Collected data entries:

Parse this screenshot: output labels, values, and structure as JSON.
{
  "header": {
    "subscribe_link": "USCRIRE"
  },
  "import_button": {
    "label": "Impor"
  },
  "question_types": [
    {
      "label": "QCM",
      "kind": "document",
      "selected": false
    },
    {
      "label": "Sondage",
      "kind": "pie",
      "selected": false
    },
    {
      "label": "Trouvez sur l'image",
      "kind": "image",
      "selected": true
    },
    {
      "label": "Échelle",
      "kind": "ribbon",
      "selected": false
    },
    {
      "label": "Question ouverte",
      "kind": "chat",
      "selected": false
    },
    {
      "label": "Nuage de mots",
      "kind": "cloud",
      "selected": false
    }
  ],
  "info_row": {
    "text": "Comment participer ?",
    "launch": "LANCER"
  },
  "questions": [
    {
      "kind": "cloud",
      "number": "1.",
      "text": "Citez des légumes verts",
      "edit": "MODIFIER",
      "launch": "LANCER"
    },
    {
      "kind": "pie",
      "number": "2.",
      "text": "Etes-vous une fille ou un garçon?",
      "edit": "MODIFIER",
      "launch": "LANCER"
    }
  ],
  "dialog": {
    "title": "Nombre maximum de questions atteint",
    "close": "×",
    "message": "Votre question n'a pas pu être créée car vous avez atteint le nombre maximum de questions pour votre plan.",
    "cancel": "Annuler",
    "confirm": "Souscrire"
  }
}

• Request:
Transcribe each entry exactly.

• Task response:
Parse this screenshot: output labels, values, and structure as JSON.
{
  "header": {
    "subscribe_link": "USCRIRE"
  },
  "import_button": {
    "label": "Impor"
  },
  "question_types": [
    {
      "label": "QCM",
      "kind": "document",
      "selected": false
    },
    {
      "label": "Sondage",
      "kind": "pie",
      "selected": false
    },
    {
      "label": "Trouvez sur l'image",
      "kind": "image",
      "selected": true
    },
    {
      "label": "Échelle",
      "kind": "ribbon",
      "selected": false
    },
    {
      "label": "Question ouverte",
      "kind": "chat",
      "selected": false
    },
    {
      "label": "Nuage de mots",
      "kind": "cloud",
      "selected": false
    }
  ],
  "info_row": {
    "text": "Comment participer ?",
    "launch": "LANCER"
  },
  "questions": [
    {
      "kind": "cloud",
      "number": "1.",
      "text": "Citez des légumes verts",
      "edit": "MODIFIER",
      "launch": "LANCER"
    },
    {
      "kind": "pie",
      "number": "2.",
      "text": "Etes-vous une fille ou un garçon?",
      "edit": "MODIFIER",
      "launch": "LANCER"
    }
  ],
  "dialog": {
    "title": "Nombre maximum de questions atteint",
    "close": "×",
    "message": "Votre question n'a pas pu être créée car vous avez atteint le nombre maximum de questions pour votre plan.",
    "cancel": "Annuler",
    "confirm": "Souscrire"
  }
}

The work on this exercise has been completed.